| Extract to read |

Thursday, December 31, 2009

New Year's Eve: A Reminiscence

I know I've done this before on another blog, but for the record here's a catalog of how I've spent New Year's Eves, going back as far as I can remember.

95/96 - Champaign. Began the night in Murphy's Pub, ended in my crappy little one-room apartment.
96/97 - Tempe. Matt Scholz and I scoured secondhand stores for polyester '70s outfits. Partied on Mill Ave.
97/98 - Living in Seattle, but spent New Year's in Portland. Made out with a complete stranger on the street.
98/99 - Seattle. Standing near the Space Needle when the new year turned.
99/00 - Tucson. The details are too embarrassing (and hazy) to disclose publicly.
00/01 - Lexington. Hosted a party at my apartment for some Amazonians. Truly pathetic, even by Amazon manager standards.
01/02 - Living in Lexington, partied in Louisville. Louisville, if you're not aware, is a really cool town.
02/03 - Lexington. Hung out at a coworker's house. Was a jerk to my girlfriend.
03/04 - Edwardsville. Fell asleep at 10. Slept through the new year. Wheee.
04/05 - Laramie. Had returned from Lander after an unfortunate sledding accident in Sinks Canyon left me in remarkable pain. Watched ball drop in my dorm room.
05/06 - Denver. Jenn and Phil's. Good times!
06/07 - Denver. Jenn and Phil's. Good times! Again!
07/08 - Lander. Played Wii at Chad and Melissa's.
08/09 - Denver. Jenn and Phil's. Good times! Again again!

Saturday, December 12, 2009

The Day We Would Like to Forget By Tomorrow

Lander reached well into the negative 30's earlier this week, and on Tuesday (having missed Monday as my last mandated recovery-from-pneumonia day) I went outside to start my truck about 10 minutes before I left for school. That's the routine: when it's really cold I start the truck early -  not to warm the cab but to give the motor a fighting chance.

So I went out and it was frigid, the kind of cold that doesn't feel too bad for the first ten second or so, but which suddenly pierces you. Normally the truck doesn't like to start in this kind of weather, though it does start. Let me repeat that: the truck always starts. Without fail, my '99 Toyota Tacoma will turn over regardless of weather. Sure, it moans and sometimes requires multiple tries and a little sweet talk, but it always starts. The sun will rise tomorrow, the Lions will not win the Super Bowl, and my truck will start.

But on Tuesday the truck wouldn't start. Sputtered once or twice but didn't turn over.

Hmm, I thought to myself. That's odd. Hopefully the Subaru starts or we're truly hosed.

| Data provided |

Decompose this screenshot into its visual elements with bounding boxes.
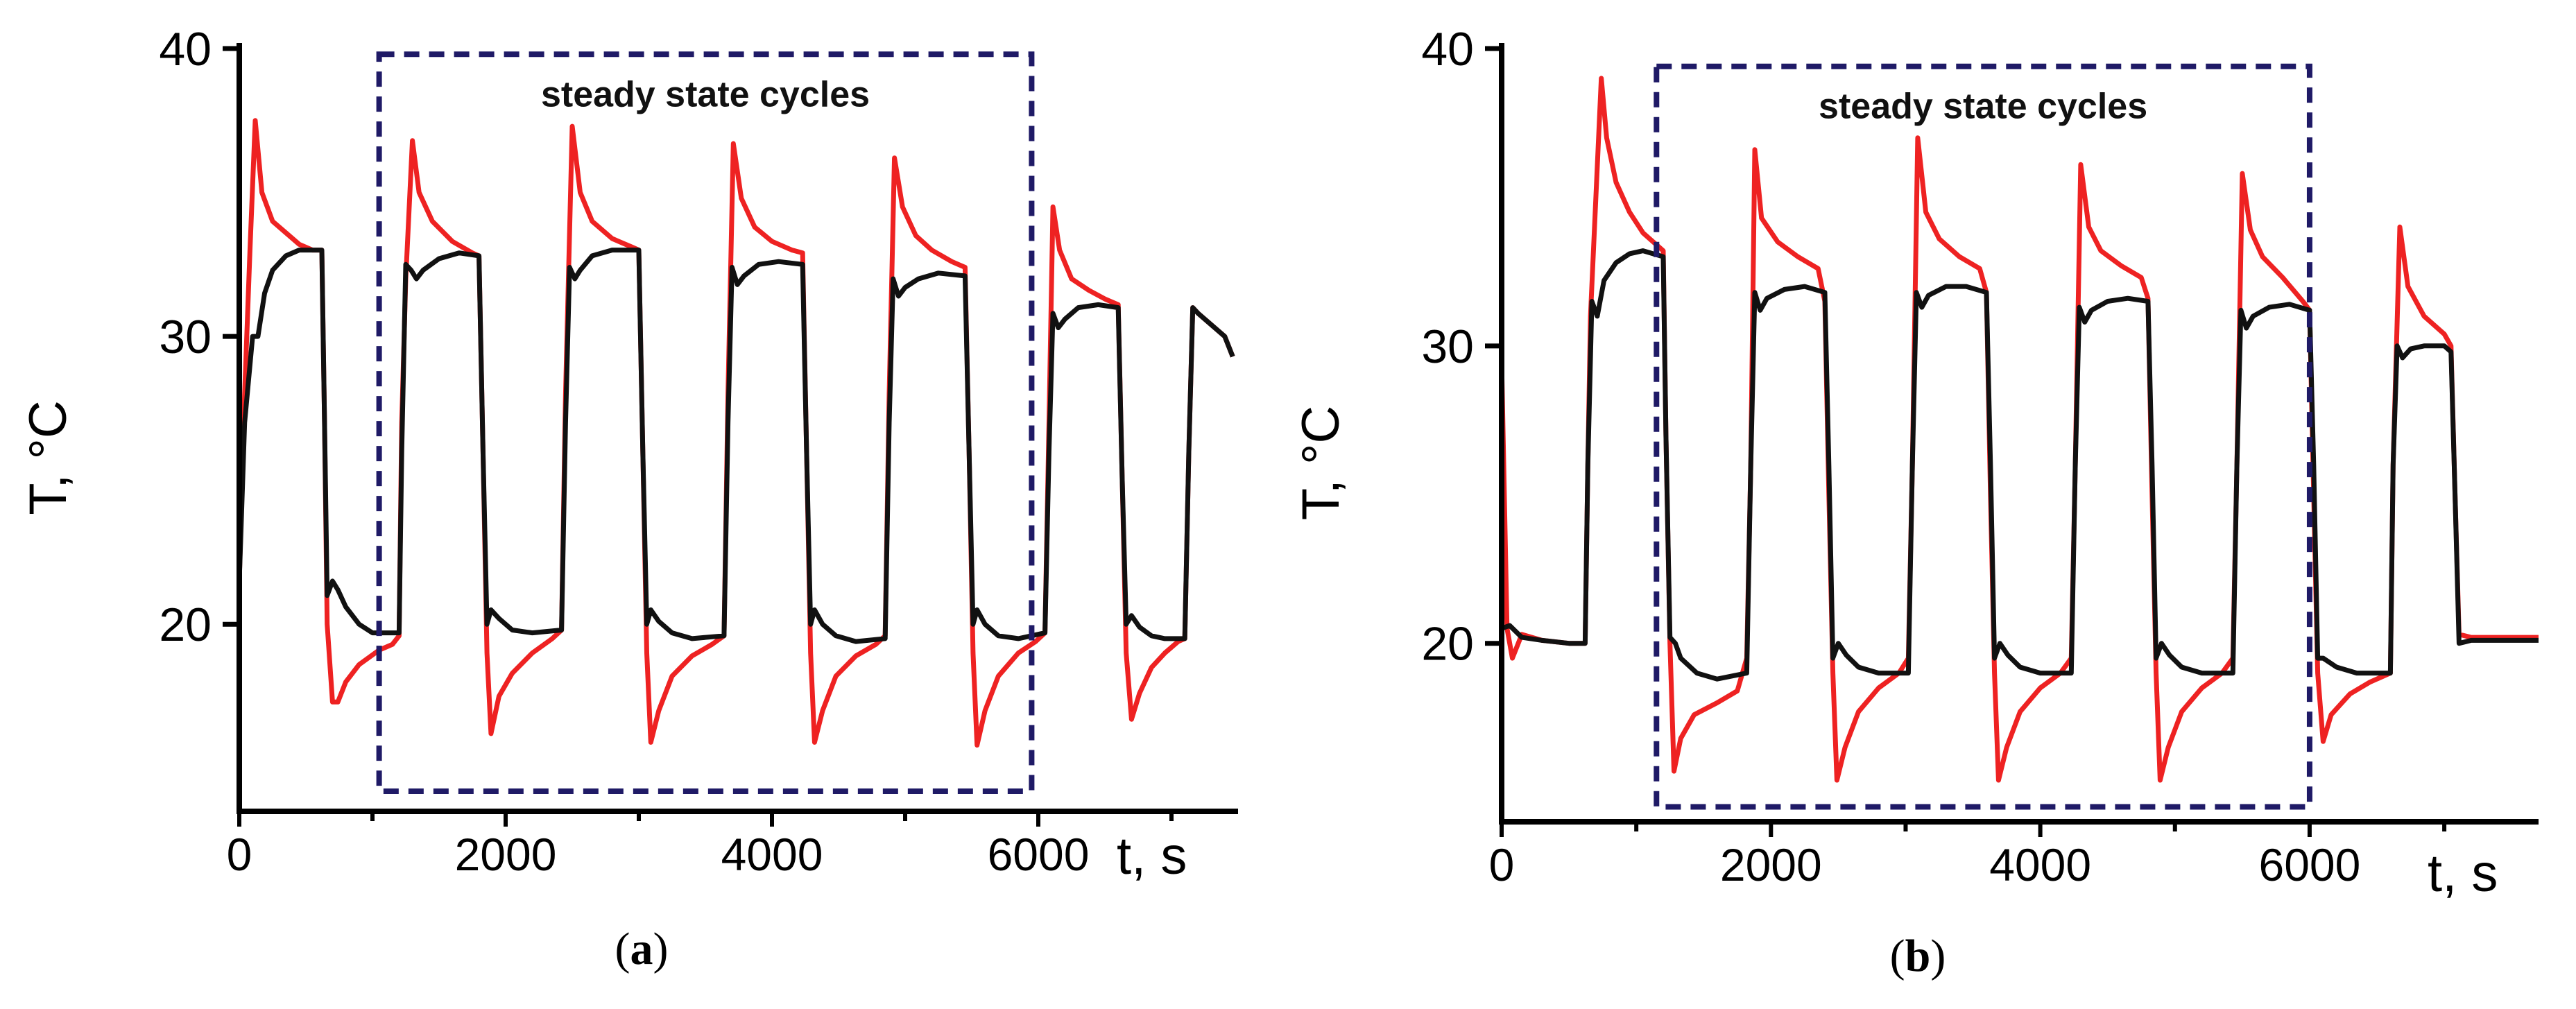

| Written task |
Please summarize the blog excerpt in two sentences. The material above is separate from the blog excerpt.

| Answer to the task |
The writer catalogs where they spent each New Year's Eve from 95/96 through 08/09, in places such as Champaign, Tempe, Seattle, Lexington, Laramie, Lander and Denver, including three at Jenn and Phil's in Denver. A second post recounts a Tuesday when Lander was well into the negative 30s and the writer's '99 Toyota Tacoma, which always starts, failed to turn over, leaving the hope that the Subaru would start.